### DATA FOR THIS EXERCISE
◆ ◆ ◆

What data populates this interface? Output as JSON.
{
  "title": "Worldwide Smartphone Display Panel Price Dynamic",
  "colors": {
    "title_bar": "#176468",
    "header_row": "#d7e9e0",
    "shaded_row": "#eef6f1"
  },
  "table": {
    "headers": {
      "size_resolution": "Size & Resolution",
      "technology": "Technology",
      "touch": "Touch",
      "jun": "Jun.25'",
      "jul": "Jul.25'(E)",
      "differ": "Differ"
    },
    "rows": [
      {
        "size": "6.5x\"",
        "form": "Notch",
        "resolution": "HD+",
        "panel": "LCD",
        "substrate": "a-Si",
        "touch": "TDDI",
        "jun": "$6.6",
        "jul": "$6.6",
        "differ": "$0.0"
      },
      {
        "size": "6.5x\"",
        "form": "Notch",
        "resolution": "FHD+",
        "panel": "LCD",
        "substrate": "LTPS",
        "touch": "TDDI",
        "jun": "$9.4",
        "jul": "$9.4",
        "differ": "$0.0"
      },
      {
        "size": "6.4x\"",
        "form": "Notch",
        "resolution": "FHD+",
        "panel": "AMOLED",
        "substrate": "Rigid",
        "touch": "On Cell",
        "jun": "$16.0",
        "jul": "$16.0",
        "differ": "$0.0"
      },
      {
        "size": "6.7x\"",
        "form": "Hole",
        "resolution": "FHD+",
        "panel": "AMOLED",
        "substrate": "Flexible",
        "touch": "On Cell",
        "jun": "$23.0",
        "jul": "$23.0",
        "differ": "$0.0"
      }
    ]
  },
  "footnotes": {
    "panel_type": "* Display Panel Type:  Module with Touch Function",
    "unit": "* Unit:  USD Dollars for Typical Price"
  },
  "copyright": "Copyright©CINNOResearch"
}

◆ ◆ ◆

### TASK DETAILS
All of the entries need to be reproduced exactly; please write them out.

### THE REPLY
What data populates this interface? Output as JSON.
{
  "title": "Worldwide Smartphone Display Panel Price Dynamic",
  "colors": {
    "title_bar": "#176468",
    "header_row": "#d7e9e0",
    "shaded_row": "#eef6f1"
  },
  "table": {
    "headers": {
      "size_resolution": "Size & Resolution",
      "technology": "Technology",
      "touch": "Touch",
      "jun": "Jun.25'",
      "jul": "Jul.25'(E)",
      "differ": "Differ"
    },
    "rows": [
      {
        "size": "6.5x\"",
        "form": "Notch",
        "resolution": "HD+",
        "panel": "LCD",
        "substrate": "a-Si",
        "touch": "TDDI",
        "jun": "$6.6",
        "jul": "$6.6",
        "differ": "$0.0"
      },
      {
        "size": "6.5x\"",
        "form": "Notch",
        "resolution": "FHD+",
        "panel": "LCD",
        "substrate": "LTPS",
        "touch": "TDDI",
        "jun": "$9.4",
        "jul": "$9.4",
        "differ": "$0.0"
      },
      {
        "size": "6.4x\"",
        "form": "Notch",
        "resolution": "FHD+",
        "panel": "AMOLED",
        "substrate": "Rigid",
        "touch": "On Cell",
        "jun": "$16.0",
        "jul": "$16.0",
        "differ": "$0.0"
      },
      {
        "size": "6.7x\"",
        "form": "Hole",
        "resolution": "FHD+",
        "panel": "AMOLED",
        "substrate": "Flexible",
        "touch": "On Cell",
        "jun": "$23.0",
        "jul": "$23.0",
        "differ": "$0.0"
      }
    ]
  },
  "footnotes": {
    "panel_type": "* Display Panel Type:  Module with Touch Function",
    "unit": "* Unit:  USD Dollars for Typical Price"
  },
  "copyright": "Copyright©CINNOResearch"
}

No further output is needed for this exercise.